[start of MATERIAL FOR THE TASK]
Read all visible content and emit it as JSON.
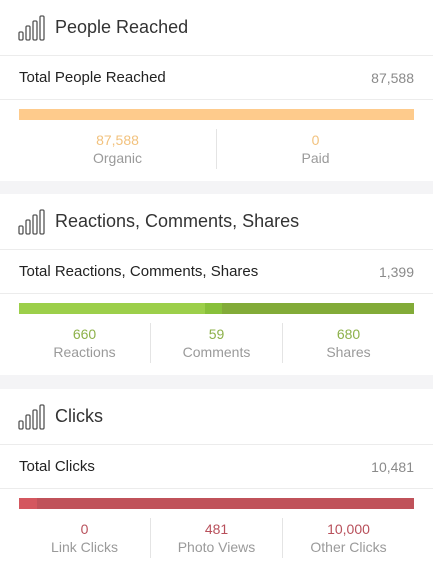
{
  "colors": {
    "reached_bar": "#fecb8c",
    "reached_num": "#f2c27e",
    "green_light": "#9ccf4a",
    "green_mid": "#88c03a",
    "green_dark": "#82ab38",
    "green_num": "#8db14a",
    "red_light": "#d4575f",
    "red_dark": "#c0525a",
    "red_num": "#b8505b"
  },
  "sections": [
    {
      "title": "People Reached",
      "icon": "bar-chart-icon",
      "total_label": "Total People Reached",
      "total_value": "87,588",
      "stats": [
        {
          "value": "87,588",
          "label": "Organic"
        },
        {
          "value": "0",
          "label": "Paid"
        }
      ],
      "bar_fractions": [
        1.0,
        0.0
      ]
    },
    {
      "title": "Reactions, Comments, Shares",
      "icon": "bar-chart-icon",
      "total_label": "Total Reactions, Comments, Shares",
      "total_value": "1,399",
      "stats": [
        {
          "value": "660",
          "label": "Reactions"
        },
        {
          "value": "59",
          "label": "Comments"
        },
        {
          "value": "680",
          "label": "Shares"
        }
      ],
      "bar_fractions": [
        0.472,
        0.042,
        0.486
      ]
    },
    {
      "title": "Clicks",
      "icon": "bar-chart-icon",
      "total_label": "Total Clicks",
      "total_value": "10,481",
      "stats": [
        {
          "value": "0",
          "label": "Link Clicks"
        },
        {
          "value": "481",
          "label": "Photo Views"
        },
        {
          "value": "10,000",
          "label": "Other Clicks"
        }
      ],
      "bar_fractions": [
        0.0,
        0.046,
        0.954
      ]
    }
  ]
}
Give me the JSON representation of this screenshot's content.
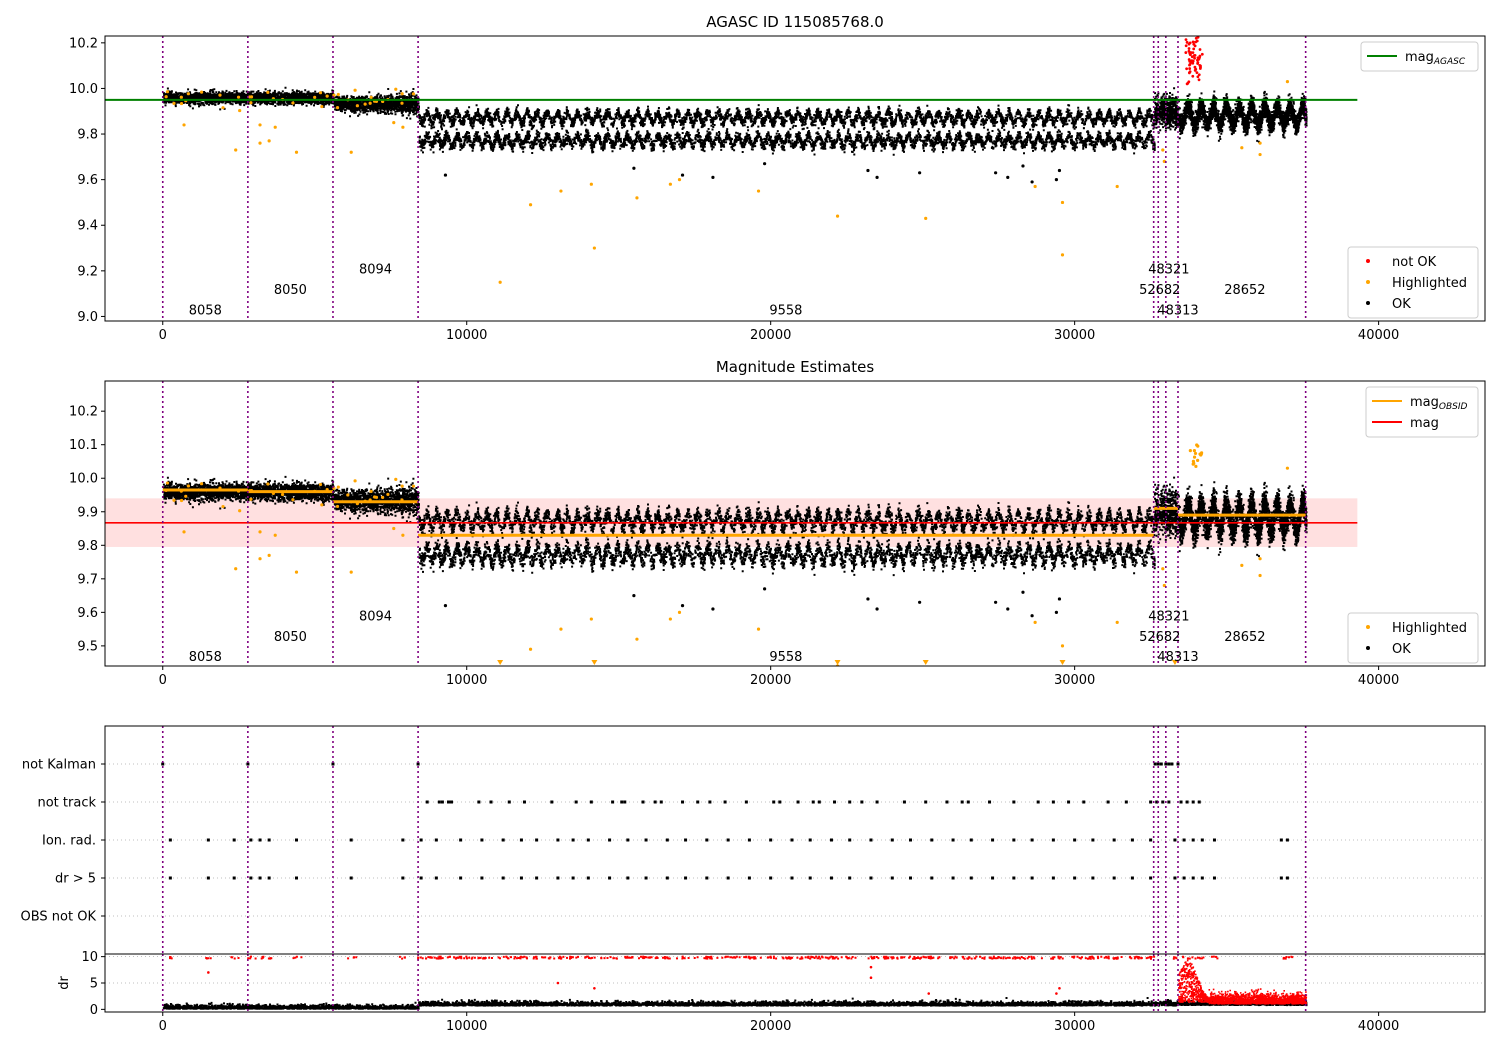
{
  "chart_data": [
    {
      "type": "scatter",
      "title": "AGASC ID 115085768.0",
      "xlabel": "",
      "ylabel": "",
      "xlim": [
        -1900,
        43500
      ],
      "ylim": [
        8.98,
        10.23
      ],
      "xticks": [
        0,
        10000,
        20000,
        30000,
        40000
      ],
      "yticks": [
        9.0,
        9.2,
        9.4,
        9.6,
        9.8,
        10.0,
        10.2
      ],
      "ytick_labels": [
        "9.0",
        "9.2",
        "9.4",
        "9.6",
        "9.8",
        "10.0",
        "10.2"
      ],
      "legend_top": {
        "position": "top-right",
        "entries": [
          {
            "label": "mag",
            "sub": "AGASC",
            "color": "#008000",
            "kind": "line"
          }
        ]
      },
      "legend_bottom": {
        "position": "lower-right",
        "entries": [
          {
            "label": "not OK",
            "color": "#ff0000",
            "kind": "point"
          },
          {
            "label": "Highlighted",
            "color": "#ffa500",
            "kind": "point"
          },
          {
            "label": "OK",
            "color": "#000000",
            "kind": "point"
          }
        ]
      },
      "mag_agasc": {
        "value": 9.95,
        "x_range": [
          -1900,
          39300
        ],
        "color": "#008000"
      },
      "obsid_boundaries": [
        0,
        2800,
        5600,
        8400,
        32600,
        32750,
        33000,
        33400,
        37600
      ],
      "obsid_labels": [
        {
          "text": "8058",
          "x": 1400,
          "y": 9.03
        },
        {
          "text": "8050",
          "x": 4200,
          "y": 9.12
        },
        {
          "text": "8094",
          "x": 7000,
          "y": 9.21
        },
        {
          "text": "9558",
          "x": 20500,
          "y": 9.03
        },
        {
          "text": "48321",
          "x": 33100,
          "y": 9.21
        },
        {
          "text": "52682",
          "x": 32800,
          "y": 9.12
        },
        {
          "text": "48313",
          "x": 33400,
          "y": 9.03
        },
        {
          "text": "28652",
          "x": 35600,
          "y": 9.12
        }
      ],
      "segments": [
        {
          "x": [
            0,
            2800
          ],
          "mag": 9.965
        },
        {
          "x": [
            2800,
            5600
          ],
          "mag": 9.96
        },
        {
          "x": [
            5600,
            8400
          ],
          "mag": 9.93
        },
        {
          "x": [
            8400,
            32600
          ],
          "mag": 9.83
        },
        {
          "x": [
            32600,
            33400
          ],
          "mag": 9.91
        },
        {
          "x": [
            33400,
            37600
          ],
          "mag": 9.89
        }
      ],
      "highlighted_points": [
        [
          700,
          9.84
        ],
        [
          2400,
          9.73
        ],
        [
          3200,
          9.84
        ],
        [
          3200,
          9.76
        ],
        [
          3500,
          9.77
        ],
        [
          3700,
          9.83
        ],
        [
          4400,
          9.72
        ],
        [
          6200,
          9.72
        ],
        [
          7600,
          9.85
        ],
        [
          7900,
          9.83
        ],
        [
          11100,
          9.15
        ],
        [
          12100,
          9.49
        ],
        [
          13100,
          9.55
        ],
        [
          14100,
          9.58
        ],
        [
          14200,
          9.3
        ],
        [
          15600,
          9.52
        ],
        [
          16700,
          9.58
        ],
        [
          17000,
          9.6
        ],
        [
          19600,
          9.55
        ],
        [
          22200,
          9.44
        ],
        [
          25100,
          9.43
        ],
        [
          28700,
          9.57
        ],
        [
          29600,
          9.5
        ],
        [
          29600,
          9.27
        ],
        [
          31400,
          9.57
        ],
        [
          32900,
          9.73
        ],
        [
          32950,
          9.68
        ],
        [
          35500,
          9.74
        ],
        [
          36100,
          9.71
        ],
        [
          36100,
          9.76
        ],
        [
          37000,
          10.03
        ]
      ],
      "ok_outliers": [
        [
          9300,
          9.62
        ],
        [
          15500,
          9.65
        ],
        [
          17100,
          9.62
        ],
        [
          18100,
          9.61
        ],
        [
          19800,
          9.67
        ],
        [
          23200,
          9.64
        ],
        [
          23500,
          9.61
        ],
        [
          24900,
          9.63
        ],
        [
          27400,
          9.63
        ],
        [
          27800,
          9.61
        ],
        [
          28300,
          9.66
        ],
        [
          28600,
          9.59
        ],
        [
          29400,
          9.6
        ],
        [
          29500,
          9.64
        ]
      ],
      "not_ok_points": [
        [
          33800,
          10.2
        ],
        [
          33900,
          10.12
        ],
        [
          34000,
          10.22
        ],
        [
          34100,
          10.06
        ],
        [
          34200,
          10.15
        ],
        [
          33700,
          10.02
        ]
      ]
    },
    {
      "type": "scatter",
      "title": "Magnitude Estimates",
      "xlabel": "",
      "ylabel": "",
      "xlim": [
        -1900,
        43500
      ],
      "ylim": [
        9.44,
        10.29
      ],
      "xticks": [
        0,
        10000,
        20000,
        30000,
        40000
      ],
      "yticks": [
        9.5,
        9.6,
        9.7,
        9.8,
        9.9,
        10.0,
        10.1,
        10.2
      ],
      "ytick_labels": [
        "9.5",
        "9.6",
        "9.7",
        "9.8",
        "9.9",
        "10.0",
        "10.1",
        "10.2"
      ],
      "legend_top": {
        "position": "top-right",
        "entries": [
          {
            "label": "mag",
            "sub": "OBSID",
            "color": "#ffa500",
            "kind": "line"
          },
          {
            "label": "mag",
            "sub": "",
            "color": "#ff0000",
            "kind": "line"
          }
        ]
      },
      "legend_bottom": {
        "position": "lower-right",
        "entries": [
          {
            "label": "Highlighted",
            "color": "#ffa500",
            "kind": "point"
          },
          {
            "label": "OK",
            "color": "#000000",
            "kind": "point"
          }
        ]
      },
      "mag": {
        "value": 9.867,
        "band": [
          9.795,
          9.94
        ],
        "x_range": [
          -1900,
          39300
        ],
        "color": "#ff0000"
      },
      "obsid_labels": [
        {
          "text": "8058",
          "x": 1400,
          "y": 9.47
        },
        {
          "text": "8050",
          "x": 4200,
          "y": 9.53
        },
        {
          "text": "8094",
          "x": 7000,
          "y": 9.59
        },
        {
          "text": "9558",
          "x": 20500,
          "y": 9.47
        },
        {
          "text": "48321",
          "x": 33100,
          "y": 9.59
        },
        {
          "text": "52682",
          "x": 32800,
          "y": 9.53
        },
        {
          "text": "48313",
          "x": 33400,
          "y": 9.47
        },
        {
          "text": "28652",
          "x": 35600,
          "y": 9.53
        }
      ],
      "clipped_markers": [
        11100,
        14200,
        22200,
        25100,
        29600,
        33300
      ]
    },
    {
      "type": "scatter",
      "title": "",
      "xlabel": "",
      "ylabel": "",
      "categories": [
        "not Kalman",
        "not track",
        "Ion. rad.",
        "dr > 5",
        "OBS not OK"
      ],
      "xlim": [
        -1900,
        43500
      ],
      "flag_points": {
        "not Kalman": [
          0,
          2800,
          5600,
          8400,
          32650,
          32750,
          32850,
          33000,
          33100,
          33200,
          33400
        ],
        "not track": [
          8700,
          9100,
          9200,
          9400,
          9500,
          10400,
          10800,
          11400,
          11900,
          12800,
          13600,
          14100,
          14800,
          15100,
          15200,
          15800,
          16200,
          16400,
          17100,
          17600,
          18000,
          18500,
          19200,
          20100,
          20300,
          20900,
          21400,
          21600,
          22100,
          22600,
          23000,
          23500,
          24400,
          25100,
          25800,
          26300,
          26500,
          27200,
          28000,
          28800,
          29300,
          29800,
          30300,
          31100,
          31700,
          32500,
          32700,
          32900,
          33100,
          33500,
          33700,
          33900,
          34100
        ],
        "Ion. rad.": [
          250,
          1500,
          2350,
          2900,
          3200,
          3500,
          4400,
          6200,
          7900,
          8500,
          9000,
          9800,
          10500,
          11200,
          11800,
          12300,
          13000,
          13500,
          14000,
          14700,
          15300,
          15900,
          16600,
          17200,
          17900,
          18600,
          19300,
          20000,
          20700,
          21300,
          22000,
          22600,
          23300,
          24000,
          24600,
          25300,
          26000,
          26600,
          27300,
          28000,
          28600,
          29300,
          30000,
          30600,
          31300,
          31900,
          32500,
          33300,
          33600,
          33900,
          34200,
          34600,
          36800,
          37000
        ],
        "dr > 5": [
          250,
          1500,
          2350,
          2900,
          3200,
          3500,
          4400,
          6200,
          7900,
          8500,
          9000,
          9800,
          10500,
          11200,
          11800,
          12300,
          13000,
          13500,
          14000,
          14700,
          15300,
          15900,
          16600,
          17200,
          17900,
          18600,
          19300,
          20000,
          20700,
          21300,
          22000,
          22600,
          23300,
          24000,
          24600,
          25300,
          26000,
          26600,
          27300,
          28000,
          28600,
          29300,
          30000,
          30600,
          31300,
          31900,
          32500,
          33300,
          33600,
          33900,
          34200,
          34600,
          36800,
          37000
        ],
        "OBS not OK": []
      }
    },
    {
      "type": "scatter",
      "title": "",
      "xlabel": "",
      "ylabel": "dr",
      "xlim": [
        -1900,
        43500
      ],
      "ylim": [
        -0.5,
        10.5
      ],
      "xticks": [
        0,
        10000,
        20000,
        30000,
        40000
      ],
      "yticks": [
        0,
        5,
        10
      ],
      "ytick_labels": [
        "0",
        "5",
        "10"
      ],
      "red_outliers": [
        [
          1500,
          7
        ],
        [
          13000,
          5
        ],
        [
          14200,
          4
        ],
        [
          23300,
          8
        ],
        [
          23300,
          6
        ],
        [
          25200,
          3
        ],
        [
          29400,
          3
        ],
        [
          29500,
          4
        ]
      ]
    }
  ]
}
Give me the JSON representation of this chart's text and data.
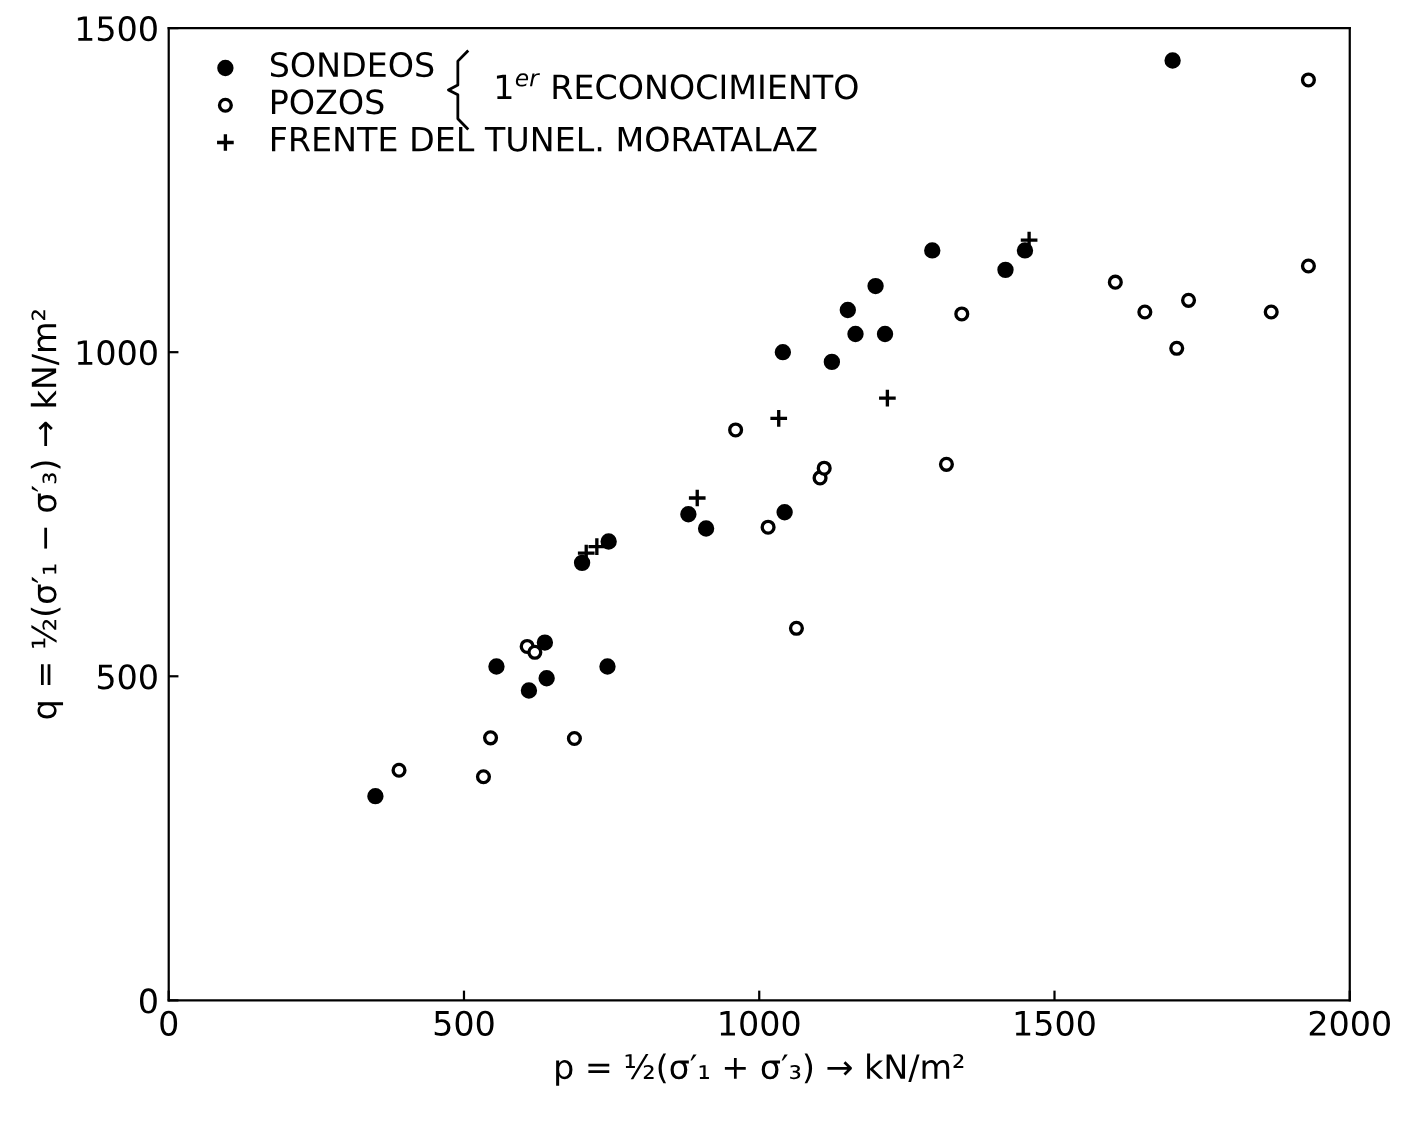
[end of MATERIAL FOR THE TASK]
EXERCISE BRIEF:
Copy out each line in the preceding records that contains "content".

ANSWER TO THIS EXERCISE:
Read all visible content and emit it as JSON.
Give me the JSON representation of this screenshot's content.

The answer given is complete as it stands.